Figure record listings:
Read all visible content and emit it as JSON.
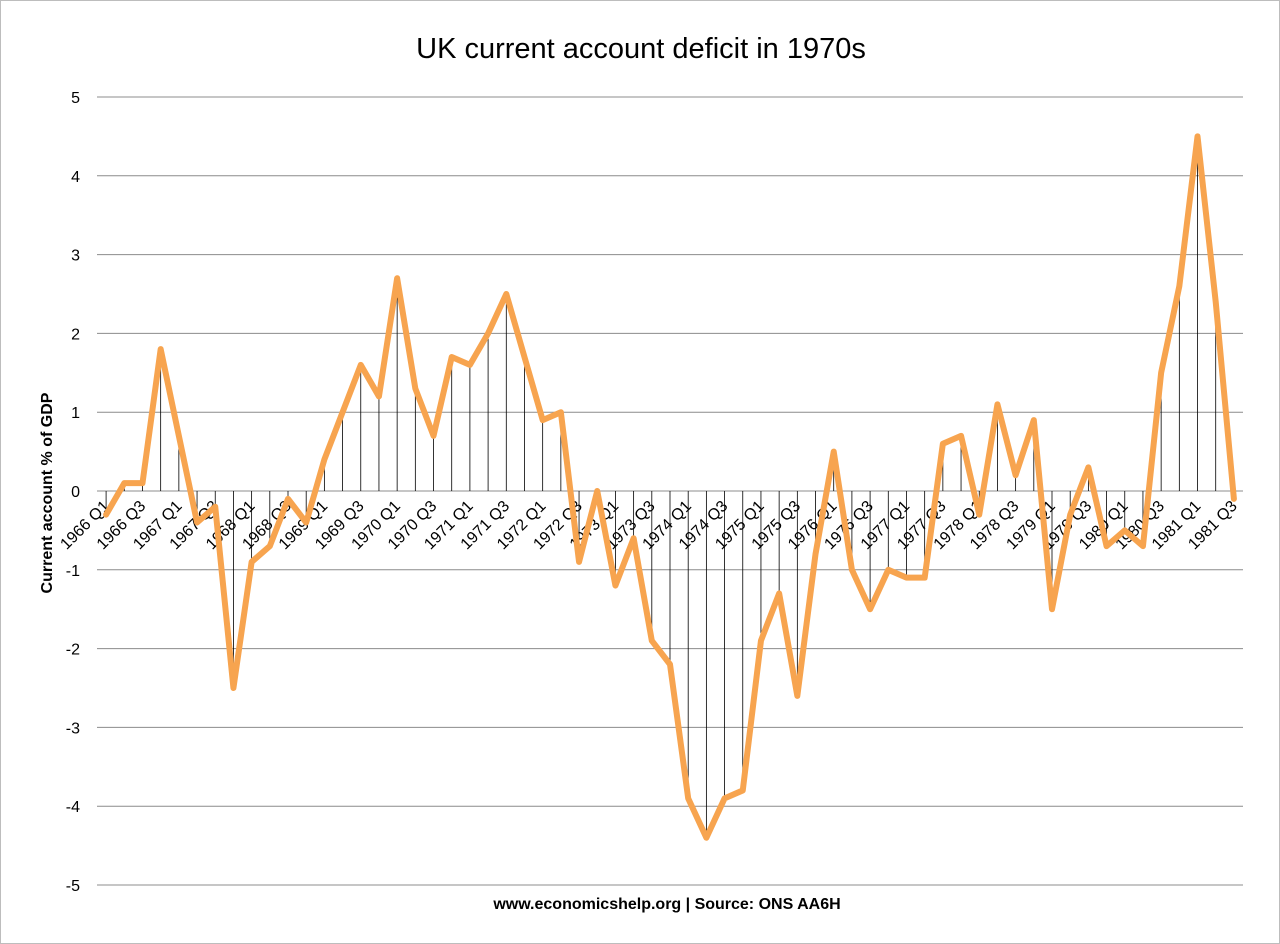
{
  "chart_data": {
    "type": "line",
    "title": "UK current account deficit in 1970s",
    "ylabel": "Current account % of GDP",
    "xlabel": "",
    "source": "www.economicshelp.org | Source: ONS AA6H",
    "ylim": [
      -5,
      5
    ],
    "yticks": [
      5,
      4,
      3,
      2,
      1,
      0,
      -1,
      -2,
      -3,
      -4,
      -5
    ],
    "grid": true,
    "drop_lines": true,
    "line_color": "#F7A44F",
    "x": [
      "1966 Q1",
      "1966 Q2",
      "1966 Q3",
      "1966 Q4",
      "1967 Q1",
      "1967 Q2",
      "1967 Q3",
      "1967 Q4",
      "1968 Q1",
      "1968 Q2",
      "1968 Q3",
      "1968 Q4",
      "1969 Q1",
      "1969 Q2",
      "1969 Q3",
      "1969 Q4",
      "1970 Q1",
      "1970 Q2",
      "1970 Q3",
      "1970 Q4",
      "1971 Q1",
      "1971 Q2",
      "1971 Q3",
      "1971 Q4",
      "1972 Q1",
      "1972 Q2",
      "1972 Q3",
      "1972 Q4",
      "1973 Q1",
      "1973 Q2",
      "1973 Q3",
      "1973 Q4",
      "1974 Q1",
      "1974 Q2",
      "1974 Q3",
      "1974 Q4",
      "1975 Q1",
      "1975 Q2",
      "1975 Q3",
      "1975 Q4",
      "1976 Q1",
      "1976 Q2",
      "1976 Q3",
      "1976 Q4",
      "1977 Q1",
      "1977 Q2",
      "1977 Q3",
      "1977 Q4",
      "1978 Q1",
      "1978 Q2",
      "1978 Q3",
      "1978 Q4",
      "1979 Q1",
      "1979 Q2",
      "1979 Q3",
      "1979 Q4",
      "1980 Q1",
      "1980 Q2",
      "1980 Q3",
      "1980 Q4",
      "1981 Q1",
      "1981 Q2",
      "1981 Q3"
    ],
    "tick_labels": [
      "1966 Q1",
      "1966 Q3",
      "1967 Q1",
      "1967 Q3",
      "1968 Q1",
      "1968 Q3",
      "1969 Q1",
      "1969 Q3",
      "1970 Q1",
      "1970 Q3",
      "1971 Q1",
      "1971 Q3",
      "1972 Q1",
      "1972 Q3",
      "1973 Q1",
      "1973 Q3",
      "1974 Q1",
      "1974 Q3",
      "1975 Q1",
      "1975 Q3",
      "1976 Q1",
      "1976 Q3",
      "1977 Q1",
      "1977 Q3",
      "1978 Q1",
      "1978 Q3",
      "1979 Q1",
      "1979 Q3",
      "1980 Q1",
      "1980 Q3",
      "1981 Q1",
      "1981 Q3"
    ],
    "series": [
      {
        "name": "Current account % of GDP",
        "values": [
          -0.3,
          0.1,
          0.1,
          1.8,
          0.7,
          -0.4,
          -0.2,
          -2.5,
          -0.9,
          -0.7,
          -0.1,
          -0.4,
          0.4,
          1.0,
          1.6,
          1.2,
          2.7,
          1.3,
          0.7,
          1.7,
          1.6,
          2.0,
          2.5,
          1.7,
          0.9,
          1.0,
          -0.9,
          0.0,
          -1.2,
          -0.6,
          -1.9,
          -2.2,
          -3.9,
          -4.4,
          -3.9,
          -3.8,
          -1.9,
          -1.3,
          -2.6,
          -0.8,
          0.5,
          -1.0,
          -1.5,
          -1.0,
          -1.1,
          -1.1,
          0.6,
          0.7,
          -0.3,
          1.1,
          0.2,
          0.9,
          -1.5,
          -0.3,
          0.3,
          -0.7,
          -0.5,
          -0.7,
          1.5,
          2.6,
          4.5,
          2.4,
          -0.1
        ]
      }
    ]
  }
}
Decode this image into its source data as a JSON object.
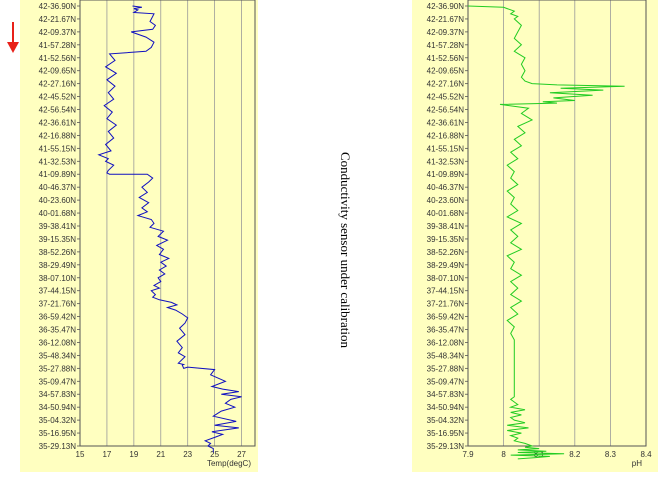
{
  "annotation": "Conductivity sensor under calibration",
  "direction_arrow_color": "#e8201a",
  "chart_data": [
    {
      "type": "line",
      "xlabel": "Temp(degC)",
      "ylabel": "",
      "xlim": [
        15,
        28
      ],
      "xticks": [
        15,
        17,
        19,
        21,
        23,
        25,
        27
      ],
      "grid": true,
      "background": "#ffffc0",
      "yticks": [
        "42-36.90N",
        "42-21.67N",
        "42-09.37N",
        "41-57.28N",
        "41-52.56N",
        "42-09.65N",
        "42-27.16N",
        "42-45.52N",
        "42-56.54N",
        "42-36.61N",
        "42-16.88N",
        "41-55.15N",
        "41-32.53N",
        "41-09.89N",
        "40-46.37N",
        "40-23.60N",
        "40-01.68N",
        "39-38.41N",
        "39-15.35N",
        "38-52.26N",
        "38-29.49N",
        "38-07.10N",
        "37-44.15N",
        "37-21.76N",
        "36-59.42N",
        "36-35.47N",
        "36-12.08N",
        "35-48.34N",
        "35-27.88N",
        "35-09.47N",
        "34-57.83N",
        "34-50.94N",
        "35-04.32N",
        "35-16.95N",
        "35-29.13N"
      ],
      "series": [
        {
          "color": "#1010c0",
          "x": [
            18.9,
            19.6,
            19.0,
            19.3,
            19.0,
            20.5,
            20.4,
            20.2,
            20.6,
            20.4,
            18.8,
            19.9,
            20.5,
            20.3,
            19.9,
            17.2,
            17.6,
            16.9,
            17.7,
            17.0,
            17.6,
            17.1,
            17.5,
            16.8,
            17.4,
            17.0,
            17.7,
            17.1,
            17.5,
            16.9,
            17.3,
            16.4,
            17.1,
            16.9,
            17.5,
            17.1,
            17.0,
            17.2,
            20.0,
            20.4,
            20.1,
            19.6,
            20.0,
            19.4,
            20.1,
            19.6,
            20.0,
            19.3,
            20.3,
            20.5,
            20.2,
            21.2,
            20.8,
            21.5,
            20.7,
            21.2,
            20.9,
            21.6,
            21.0,
            21.4,
            20.9,
            21.3,
            20.8,
            21.0,
            20.5,
            20.9,
            20.3,
            20.6,
            20.4,
            20.9,
            21.8,
            22.2,
            21.5,
            22.1,
            22.6,
            23.0,
            22.8,
            22.4,
            22.8,
            22.2,
            22.6,
            22.3,
            22.8,
            22.5,
            22.3,
            22.7,
            22.6,
            22.7,
            23.0,
            25.0,
            24.7,
            25.8,
            24.8,
            25.6,
            26.8,
            25.5,
            27.0,
            26.2,
            25.8,
            26.5,
            25.5,
            24.9,
            26.6,
            25.0,
            26.8,
            24.8,
            25.6,
            25.1,
            24.3,
            24.7,
            24.5,
            24.9,
            24.9
          ],
          "y": [
            0.0,
            0.1,
            0.2,
            0.3,
            0.5,
            0.6,
            0.8,
            1.2,
            1.5,
            1.8,
            2.0,
            2.4,
            2.8,
            3.2,
            3.5,
            3.7,
            4.2,
            4.7,
            5.2,
            5.7,
            6.2,
            6.7,
            7.2,
            7.7,
            8.2,
            8.7,
            9.2,
            9.7,
            10.2,
            10.7,
            11.2,
            11.5,
            11.8,
            12.0,
            12.3,
            12.7,
            12.9,
            13.0,
            13.0,
            13.3,
            13.6,
            14.0,
            14.4,
            14.8,
            15.2,
            15.6,
            15.9,
            16.2,
            16.5,
            16.8,
            17.1,
            17.4,
            17.8,
            18.1,
            18.5,
            18.8,
            19.2,
            19.5,
            19.8,
            20.1,
            20.4,
            20.7,
            21.0,
            21.3,
            21.6,
            21.8,
            22.0,
            22.3,
            22.5,
            22.7,
            22.9,
            23.1,
            23.3,
            23.5,
            23.8,
            24.1,
            24.5,
            24.9,
            25.4,
            25.9,
            26.4,
            26.8,
            27.1,
            27.4,
            27.6,
            27.7,
            27.75,
            28.0,
            27.9,
            28.1,
            28.5,
            29.0,
            29.4,
            29.6,
            29.8,
            30.0,
            30.2,
            30.4,
            30.7,
            31.0,
            31.3,
            31.7,
            32.1,
            32.4,
            32.6,
            32.9,
            33.1,
            33.3,
            33.6,
            33.8,
            34.0,
            34.2,
            34.5
          ]
        }
      ]
    },
    {
      "type": "line",
      "xlabel": "pH",
      "ylabel": "",
      "xlim": [
        7.9,
        8.4
      ],
      "xticks": [
        7.9,
        8,
        8.1,
        8.2,
        8.3,
        8.4
      ],
      "grid": true,
      "background": "#ffffc0",
      "yticks": [
        "42-36.90N",
        "42-21.67N",
        "42-09.37N",
        "41-57.28N",
        "41-52.56N",
        "42-09.65N",
        "42-27.16N",
        "42-45.52N",
        "42-56.54N",
        "42-36.61N",
        "42-16.88N",
        "41-55.15N",
        "41-32.53N",
        "41-09.89N",
        "40-46.37N",
        "40-23.60N",
        "40-01.68N",
        "39-38.41N",
        "39-15.35N",
        "38-52.26N",
        "38-29.49N",
        "38-07.10N",
        "37-44.15N",
        "37-21.76N",
        "36-59.42N",
        "36-35.47N",
        "36-12.08N",
        "35-48.34N",
        "35-27.88N",
        "35-09.47N",
        "34-57.83N",
        "34-50.94N",
        "35-04.32N",
        "35-16.95N",
        "35-29.13N"
      ],
      "series": [
        {
          "color": "#22cc22",
          "x": [
            7.9,
            8.0,
            8.01,
            8.03,
            8.02,
            8.04,
            8.03,
            8.05,
            8.04,
            8.03,
            8.05,
            8.03,
            8.06,
            8.05,
            8.06,
            8.05,
            8.06,
            8.08,
            8.15,
            8.34,
            8.16,
            8.28,
            8.13,
            8.25,
            8.14,
            8.2,
            8.11,
            8.15,
            7.99,
            8.07,
            8.05,
            8.08,
            8.04,
            8.06,
            8.03,
            8.05,
            8.02,
            8.04,
            8.01,
            8.03,
            8.02,
            8.04,
            8.01,
            8.03,
            8.02,
            8.04,
            8.01,
            8.05,
            8.02,
            8.04,
            8.02,
            8.05,
            8.01,
            8.03,
            8.02,
            8.05,
            8.02,
            8.04,
            8.02,
            8.05,
            8.02,
            8.04,
            8.01,
            8.03,
            8.02,
            8.03,
            8.03,
            8.03,
            8.03,
            8.03,
            8.03,
            8.03,
            8.03,
            8.03,
            8.03,
            8.03,
            8.03,
            8.03,
            8.03,
            8.03,
            8.03,
            8.02,
            8.03,
            8.04,
            8.02,
            8.06,
            8.02,
            8.05,
            8.02,
            8.03,
            8.06,
            8.01,
            8.07,
            8.01,
            8.05,
            8.02,
            8.04,
            8.03,
            8.06,
            8.08,
            8.06,
            8.1,
            8.04,
            8.12,
            8.04,
            8.17,
            8.02,
            8.13,
            8.09,
            8.04
          ],
          "y": [
            0.0,
            0.1,
            0.2,
            0.4,
            0.6,
            0.8,
            1.0,
            1.5,
            2.0,
            2.5,
            3.0,
            3.5,
            4.0,
            4.5,
            5.0,
            5.5,
            5.8,
            6.0,
            6.1,
            6.2,
            6.35,
            6.5,
            6.7,
            6.9,
            7.1,
            7.3,
            7.4,
            7.5,
            7.6,
            7.9,
            8.3,
            8.8,
            9.3,
            9.8,
            10.3,
            10.8,
            11.3,
            11.8,
            12.3,
            12.8,
            13.3,
            13.8,
            14.3,
            14.8,
            15.3,
            15.8,
            16.3,
            16.8,
            17.3,
            17.8,
            18.3,
            18.8,
            19.3,
            19.8,
            20.3,
            20.8,
            21.3,
            21.8,
            22.3,
            22.8,
            23.3,
            23.8,
            24.3,
            24.8,
            25.3,
            25.8,
            26.0,
            26.5,
            27.0,
            27.5,
            28.0,
            28.4,
            28.6,
            28.8,
            29.0,
            29.2,
            29.4,
            29.6,
            29.8,
            30.0,
            30.2,
            30.4,
            30.6,
            30.8,
            31.0,
            31.2,
            31.4,
            31.6,
            31.8,
            32.0,
            32.2,
            32.4,
            32.6,
            32.8,
            33.0,
            33.2,
            33.4,
            33.6,
            33.8,
            34.0,
            34.1,
            34.2,
            34.3,
            34.4,
            34.5,
            34.6,
            34.7,
            34.8,
            34.9,
            35.0
          ]
        }
      ]
    }
  ]
}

YOUR INSTRUCTIONS -> Read through the data and copy every line where "account" shows up.

RESULT OF THIS EXERCISE ->
    "title": "UK current account deficit in 1970s",
    "ylabel": "Current account % of GDP",
        "name": "Current account % of GDP",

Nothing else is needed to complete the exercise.